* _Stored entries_
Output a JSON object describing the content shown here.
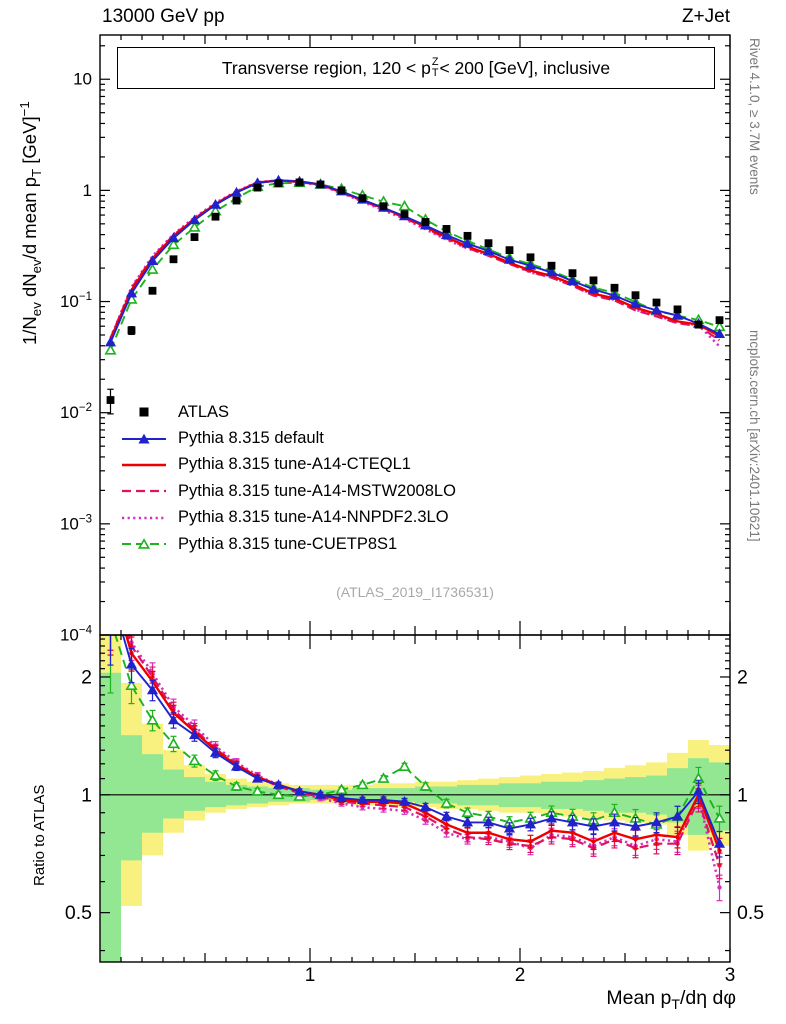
{
  "header": {
    "beam": "13000 GeV pp",
    "process": "Z+Jet"
  },
  "watermarks": {
    "rivet": "Rivet 4.1.0, ≥ 3.7M events",
    "mcplots": "mcplots.cern.ch [arXiv:2401.10621]"
  },
  "analysis_id": "(ATLAS_2019_I1736531)",
  "chart_data": {
    "type": "line",
    "title_parts": {
      "prefix": "Transverse region, 120 < p",
      "sup": "Z",
      "sub": "T",
      "suffix": " < 200 [GeV], inclusive"
    },
    "ylabel_parts": {
      "p1": "1/N",
      "s1": "ev",
      "p2": " dN",
      "s2": "ev",
      "p3": "/d mean p",
      "s3": "T",
      "p4": " [GeV]",
      "s4": "−1"
    },
    "xlabel_parts": {
      "p1": "Mean p",
      "s1": "T",
      "p2": "/dη dφ"
    },
    "ratio_label": "Ratio to ATLAS",
    "x_axis": {
      "min": 0,
      "max": 3.0,
      "major_ticks": [
        1,
        2,
        3
      ],
      "mid_step": 0.5,
      "minor_step": 0.1
    },
    "main_axis": {
      "log": true,
      "min": 0.0001,
      "max": 25,
      "tick_exponents": [
        1,
        0,
        -1,
        -2,
        -3,
        -4
      ]
    },
    "ratio_axis": {
      "log": true,
      "min": 0.374,
      "max": 2.56,
      "major_ticks": [
        0.5,
        1,
        2
      ],
      "minor_ticks": [
        0.4,
        0.6,
        0.7,
        0.8,
        0.9,
        1.1,
        1.2,
        1.3,
        1.4,
        1.5,
        1.6,
        1.7,
        1.8,
        1.9,
        2.1,
        2.2,
        2.3,
        2.4,
        2.5
      ]
    },
    "bins": [
      0.05,
      0.15,
      0.25,
      0.35,
      0.45,
      0.55,
      0.65,
      0.75,
      0.85,
      0.95,
      1.05,
      1.15,
      1.25,
      1.35,
      1.45,
      1.55,
      1.65,
      1.75,
      1.85,
      1.95,
      2.05,
      2.15,
      2.25,
      2.35,
      2.45,
      2.55,
      2.65,
      2.75,
      2.85,
      2.95
    ],
    "atlas": {
      "label": "ATLAS",
      "color": "#000000",
      "marker": "square-filled",
      "values": [
        0.013,
        0.055,
        0.125,
        0.24,
        0.38,
        0.58,
        0.81,
        1.06,
        1.16,
        1.18,
        1.13,
        1.0,
        0.85,
        0.72,
        0.61,
        0.52,
        0.45,
        0.39,
        0.335,
        0.29,
        0.25,
        0.21,
        0.18,
        0.155,
        0.133,
        0.114,
        0.098,
        0.085,
        0.062,
        0.068
      ],
      "frac_err": [
        0.25,
        0.08,
        0.05,
        0.04,
        0.03,
        0.025,
        0.02,
        0.015,
        0.012,
        0.012,
        0.012,
        0.012,
        0.013,
        0.014,
        0.015,
        0.016,
        0.018,
        0.02,
        0.022,
        0.024,
        0.026,
        0.028,
        0.03,
        0.033,
        0.036,
        0.04,
        0.044,
        0.05,
        0.055,
        0.06
      ]
    },
    "series": [
      {
        "label": "Pythia 8.315 default",
        "color": "#2222cc",
        "line": "solid",
        "width": 1.9,
        "marker": "triangle-filled",
        "ratio": [
          3.3,
          2.15,
          1.85,
          1.55,
          1.42,
          1.28,
          1.18,
          1.1,
          1.06,
          1.02,
          1.0,
          0.98,
          0.97,
          0.97,
          0.96,
          0.93,
          0.88,
          0.85,
          0.85,
          0.82,
          0.84,
          0.87,
          0.85,
          0.83,
          0.85,
          0.83,
          0.85,
          0.88,
          1.02,
          0.75
        ]
      },
      {
        "label": "Pythia 8.315 tune-A14-CTEQL1",
        "color": "#ee0000",
        "line": "solid",
        "width": 2.4,
        "marker": "dot",
        "ratio": [
          3.5,
          2.3,
          1.95,
          1.62,
          1.45,
          1.3,
          1.19,
          1.11,
          1.06,
          1.02,
          1.0,
          0.97,
          0.96,
          0.96,
          0.95,
          0.9,
          0.84,
          0.8,
          0.8,
          0.77,
          0.76,
          0.81,
          0.8,
          0.76,
          0.8,
          0.77,
          0.79,
          0.78,
          1.0,
          0.72
        ]
      },
      {
        "label": "Pythia 8.315 tune-A14-MSTW2008LO",
        "color": "#e01360",
        "line": "dashed",
        "width": 2.2,
        "marker": "dot",
        "ratio": [
          3.6,
          2.4,
          2.0,
          1.65,
          1.47,
          1.31,
          1.2,
          1.11,
          1.05,
          1.01,
          0.99,
          0.96,
          0.95,
          0.94,
          0.93,
          0.88,
          0.82,
          0.78,
          0.77,
          0.75,
          0.74,
          0.78,
          0.77,
          0.73,
          0.77,
          0.73,
          0.75,
          0.75,
          0.97,
          0.66
        ]
      },
      {
        "label": "Pythia 8.315 tune-A14-NNPDF2.3LO",
        "color": "#d62ec2",
        "line": "dotted",
        "width": 2.5,
        "marker": "dot",
        "ratio": [
          3.6,
          2.45,
          2.05,
          1.68,
          1.5,
          1.33,
          1.21,
          1.12,
          1.06,
          1.01,
          0.98,
          0.95,
          0.93,
          0.92,
          0.91,
          0.86,
          0.8,
          0.77,
          0.78,
          0.76,
          0.73,
          0.79,
          0.78,
          0.74,
          0.78,
          0.74,
          0.77,
          0.76,
          0.99,
          0.58
        ]
      },
      {
        "label": "Pythia 8.315 tune-CUETP8S1",
        "color": "#1db31d",
        "line": "dashed",
        "width": 1.9,
        "marker": "triangle-open",
        "ratio": [
          2.8,
          1.9,
          1.55,
          1.35,
          1.22,
          1.12,
          1.05,
          1.02,
          1.0,
          0.99,
          1.0,
          1.03,
          1.06,
          1.1,
          1.18,
          1.05,
          0.95,
          0.9,
          0.88,
          0.85,
          0.87,
          0.9,
          0.88,
          0.86,
          0.9,
          0.87,
          0.84,
          0.88,
          1.1,
          0.87
        ]
      }
    ],
    "ratio_frac_err": [
      0.35,
      0.1,
      0.06,
      0.045,
      0.035,
      0.028,
      0.022,
      0.018,
      0.016,
      0.015,
      0.015,
      0.015,
      0.016,
      0.018,
      0.02,
      0.022,
      0.025,
      0.028,
      0.031,
      0.034,
      0.037,
      0.04,
      0.043,
      0.046,
      0.05,
      0.054,
      0.058,
      0.062,
      0.068,
      0.075
    ],
    "bands": {
      "yellow": {
        "color": "#f8f180",
        "lo": [
          0.37,
          0.52,
          0.7,
          0.8,
          0.86,
          0.9,
          0.92,
          0.93,
          0.94,
          0.95,
          0.95,
          0.95,
          0.94,
          0.94,
          0.93,
          0.93,
          0.92,
          0.92,
          0.91,
          0.9,
          0.9,
          0.89,
          0.88,
          0.87,
          0.86,
          0.85,
          0.84,
          0.79,
          0.72,
          0.74
        ],
        "hi": [
          2.56,
          1.93,
          1.52,
          1.3,
          1.19,
          1.13,
          1.1,
          1.08,
          1.07,
          1.06,
          1.06,
          1.06,
          1.06,
          1.07,
          1.07,
          1.08,
          1.08,
          1.09,
          1.1,
          1.11,
          1.12,
          1.13,
          1.14,
          1.15,
          1.17,
          1.19,
          1.21,
          1.28,
          1.38,
          1.34
        ]
      },
      "green": {
        "color": "#93e793",
        "lo": [
          0.37,
          0.68,
          0.8,
          0.87,
          0.91,
          0.93,
          0.94,
          0.95,
          0.96,
          0.96,
          0.97,
          0.97,
          0.96,
          0.96,
          0.96,
          0.95,
          0.95,
          0.94,
          0.94,
          0.93,
          0.93,
          0.92,
          0.92,
          0.91,
          0.9,
          0.9,
          0.89,
          0.85,
          0.79,
          0.81
        ],
        "hi": [
          2.05,
          1.42,
          1.27,
          1.16,
          1.11,
          1.08,
          1.06,
          1.05,
          1.04,
          1.04,
          1.03,
          1.03,
          1.04,
          1.04,
          1.04,
          1.05,
          1.05,
          1.06,
          1.06,
          1.07,
          1.07,
          1.08,
          1.08,
          1.09,
          1.1,
          1.11,
          1.12,
          1.17,
          1.24,
          1.21
        ]
      }
    }
  }
}
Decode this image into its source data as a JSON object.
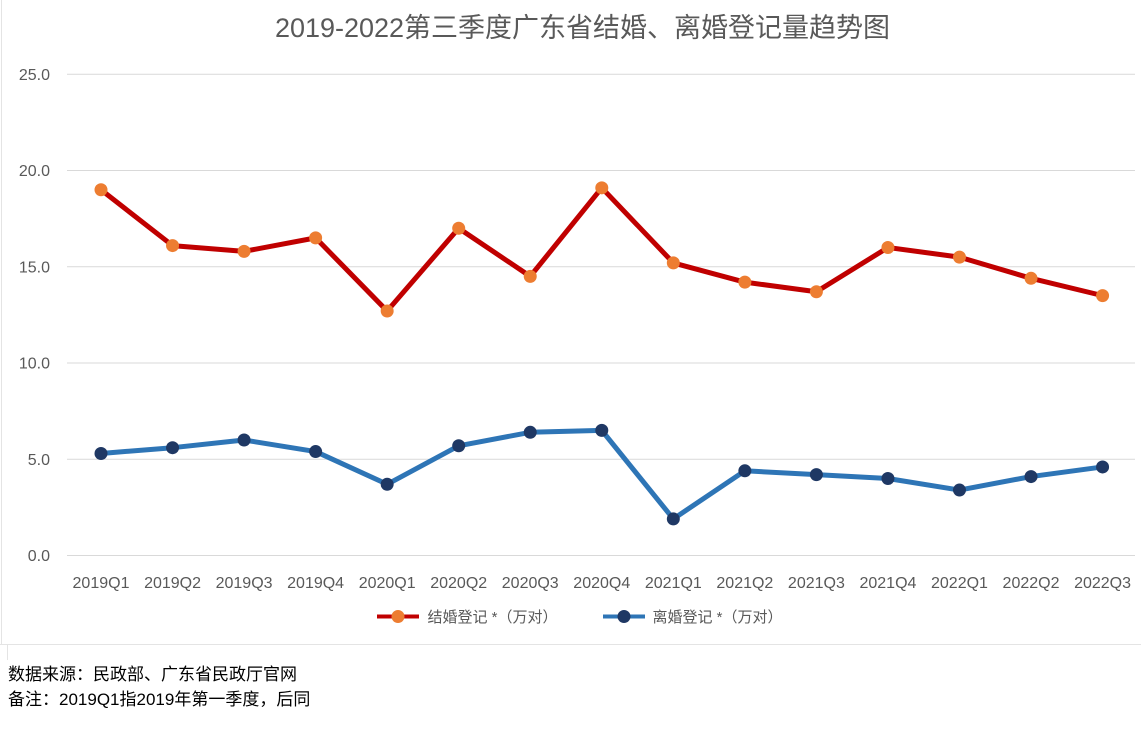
{
  "chart_data": {
    "type": "line",
    "title": "2019-2022第三季度广东省结婚、离婚登记量趋势图",
    "categories": [
      "2019Q1",
      "2019Q2",
      "2019Q3",
      "2019Q4",
      "2020Q1",
      "2020Q2",
      "2020Q3",
      "2020Q4",
      "2021Q1",
      "2021Q2",
      "2021Q3",
      "2021Q4",
      "2022Q1",
      "2022Q2",
      "2022Q3"
    ],
    "series": [
      {
        "key": "marriage",
        "name": "结婚登记 *（万对）",
        "values": [
          19.0,
          16.1,
          15.8,
          16.5,
          12.7,
          17.0,
          14.5,
          19.1,
          15.2,
          14.2,
          13.7,
          16.0,
          15.5,
          14.4,
          13.5
        ],
        "line_color": "#C00000",
        "marker_color": "#ED7D31"
      },
      {
        "key": "divorce",
        "name": "离婚登记 *（万对）",
        "values": [
          5.3,
          5.6,
          6.0,
          5.4,
          3.7,
          5.7,
          6.4,
          6.5,
          1.9,
          4.4,
          4.2,
          4.0,
          3.4,
          4.1,
          4.6
        ],
        "line_color": "#2E75B6",
        "marker_color": "#1F3864"
      }
    ],
    "xlabel": "",
    "ylabel": "",
    "ylim": [
      0,
      25
    ],
    "ytick_step": 5,
    "ytick_labels": [
      "0.0",
      "5.0",
      "10.0",
      "15.0",
      "20.0",
      "25.0"
    ],
    "grid": true,
    "legend_position": "bottom"
  },
  "footer": {
    "source_note": "数据来源：民政部、广东省民政厅官网",
    "remark_note": "备注：2019Q1指2019年第一季度，后同"
  },
  "colors": {
    "title_text": "#595959",
    "axis_text": "#595959",
    "legend_text": "#595959",
    "footer_text": "#000000",
    "gridline": "#D9D9D9",
    "sheet_border": "#E4E4E4",
    "background": "#FFFFFF"
  }
}
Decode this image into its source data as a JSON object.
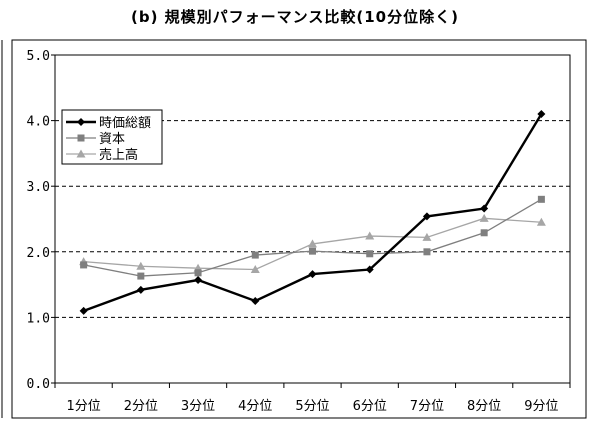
{
  "title": "(b) 規模別パフォーマンス比較(10分位除く)",
  "chart_data": {
    "type": "line",
    "title": "(b) 規模別パフォーマンス比較(10分位除く)",
    "categories": [
      "1分位",
      "2分位",
      "3分位",
      "4分位",
      "5分位",
      "6分位",
      "7分位",
      "8分位",
      "9分位"
    ],
    "ylim": [
      0,
      5
    ],
    "yticks": [
      "0.0",
      "1.0",
      "2.0",
      "3.0",
      "4.0",
      "5.0"
    ],
    "grid": "horizontal dashed",
    "legend_position": "top-left",
    "series": [
      {
        "name": "時価総額",
        "color": "#000000",
        "marker": "diamond",
        "values": [
          1.1,
          1.42,
          1.57,
          1.25,
          1.66,
          1.73,
          2.54,
          2.66,
          4.1
        ]
      },
      {
        "name": "資本",
        "color": "#7f7f7f",
        "marker": "square",
        "values": [
          1.8,
          1.63,
          1.68,
          1.95,
          2.01,
          1.97,
          2.0,
          2.29,
          2.8
        ]
      },
      {
        "name": "売上高",
        "color": "#a6a6a6",
        "marker": "triangle",
        "values": [
          1.85,
          1.78,
          1.75,
          1.73,
          2.12,
          2.24,
          2.22,
          2.51,
          2.45
        ]
      }
    ]
  }
}
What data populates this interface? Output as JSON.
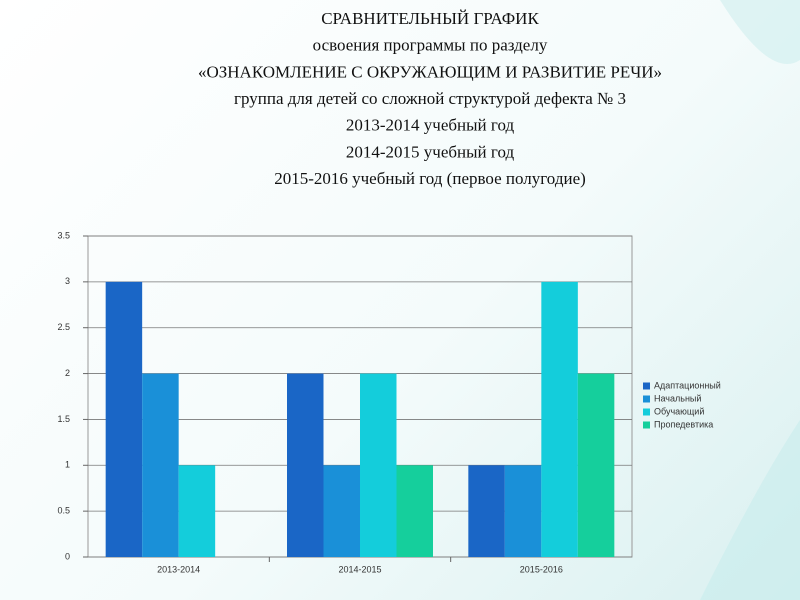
{
  "chart_data": {
    "type": "bar",
    "title_lines": [
      "СРАВНИТЕЛЬНЫЙ  ГРАФИК",
      "освоения программы по разделу",
      "«ОЗНАКОМЛЕНИЕ С  ОКРУЖАЮЩИМ И  РАЗВИТИЕ  РЕЧИ»",
      "группа для детей со сложной структурой дефекта № 3",
      "2013-2014 учебный год",
      "2014-2015 учебный год",
      "2015-2016 учебный год (первое полугодие)"
    ],
    "categories": [
      "2013-2014",
      "2014-2015",
      "2015-2016"
    ],
    "series": [
      {
        "name": "Адаптационный",
        "color": "#1a66c6",
        "values": [
          3,
          2,
          1
        ]
      },
      {
        "name": "Начальный",
        "color": "#1a90d8",
        "values": [
          2,
          1,
          1
        ]
      },
      {
        "name": "Обучающий",
        "color": "#14cddb",
        "values": [
          1,
          2,
          3
        ]
      },
      {
        "name": "Пропедевтика",
        "color": "#15cf9c",
        "values": [
          null,
          1,
          2
        ]
      }
    ],
    "ylim": [
      0,
      3.5
    ],
    "yticks": [
      0,
      0.5,
      1,
      1.5,
      2,
      2.5,
      3,
      3.5
    ],
    "grid": true,
    "legend": "right"
  }
}
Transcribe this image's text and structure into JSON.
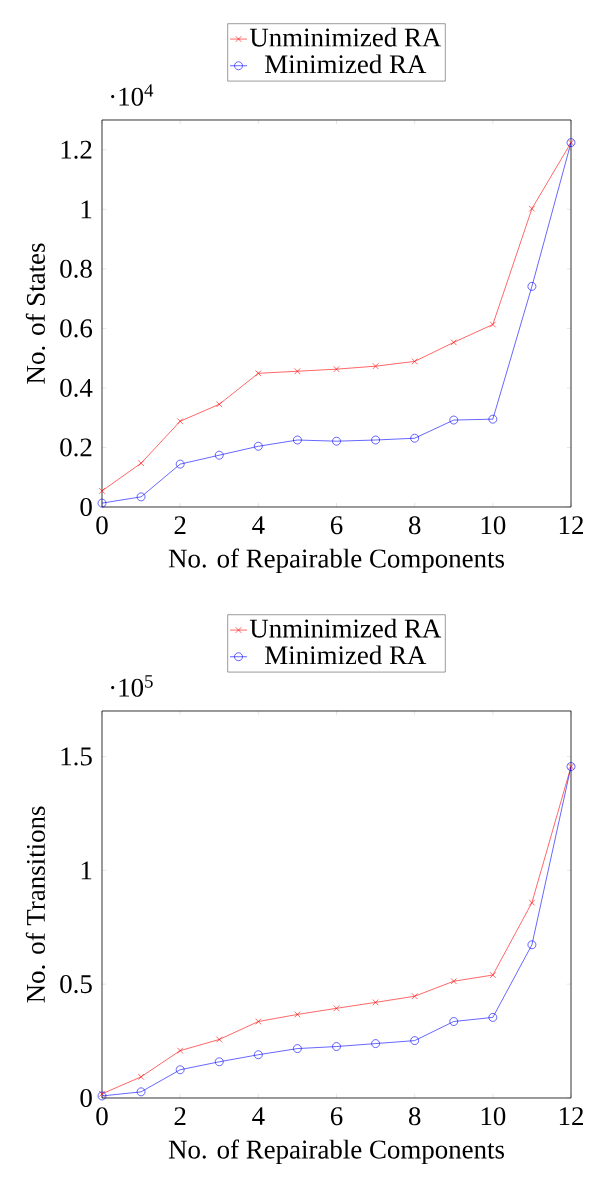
{
  "chart_data": [
    {
      "type": "line",
      "xlabel": "No. of Repairable Components",
      "ylabel": "No. of States",
      "annotations": [
        "·10$^{4}$"
      ],
      "xlim": [
        0,
        12
      ],
      "xticks": [
        0,
        2,
        4,
        6,
        8,
        10,
        12
      ],
      "ylim": [
        0,
        1.3
      ],
      "yticks": [
        0,
        0.2,
        0.4,
        0.6,
        0.8,
        1,
        1.2
      ],
      "legend": "top",
      "x": [
        0,
        1,
        2,
        3,
        4,
        5,
        6,
        7,
        8,
        9,
        10,
        11,
        12
      ],
      "series": [
        {
          "name": "Unminimized RA",
          "color": "#ff0000",
          "marker": "cross",
          "values": [
            0.054,
            0.147,
            0.288,
            0.345,
            0.449,
            0.456,
            0.463,
            0.473,
            0.489,
            0.553,
            0.613,
            1.002,
            1.224
          ]
        },
        {
          "name": "Minimized RA",
          "color": "#0000ff",
          "marker": "circle",
          "values": [
            0.013,
            0.034,
            0.144,
            0.174,
            0.204,
            0.225,
            0.221,
            0.225,
            0.231,
            0.292,
            0.295,
            0.741,
            1.224
          ]
        }
      ]
    },
    {
      "type": "line",
      "xlabel": "No. of Repairable Components",
      "ylabel": "No. of Transitions",
      "annotations": [
        "·10$^{5}$"
      ],
      "xlim": [
        0,
        12
      ],
      "xticks": [
        0,
        2,
        4,
        6,
        8,
        10,
        12
      ],
      "ylim": [
        0,
        1.7
      ],
      "yticks": [
        0,
        0.5,
        1,
        1.5
      ],
      "legend": "top",
      "x": [
        0,
        1,
        2,
        3,
        4,
        5,
        6,
        7,
        8,
        9,
        10,
        11,
        12
      ],
      "series": [
        {
          "name": "Unminimized RA",
          "color": "#ff0000",
          "marker": "cross",
          "values": [
            0.018,
            0.093,
            0.208,
            0.257,
            0.336,
            0.367,
            0.394,
            0.42,
            0.447,
            0.513,
            0.54,
            0.858,
            1.456
          ]
        },
        {
          "name": "Minimized RA",
          "color": "#0000ff",
          "marker": "circle",
          "values": [
            0.009,
            0.027,
            0.124,
            0.159,
            0.19,
            0.217,
            0.226,
            0.239,
            0.252,
            0.336,
            0.354,
            0.673,
            1.456
          ]
        }
      ]
    }
  ]
}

* _Short problem_
Select every line in the records above that contains the word "規模別パフォーマンス比較".

* _Response to the task_
  "title": "(b) 規模別パフォーマンス比較(10分位除く)",
    "title": "(b) 規模別パフォーマンス比較(10分位除く)",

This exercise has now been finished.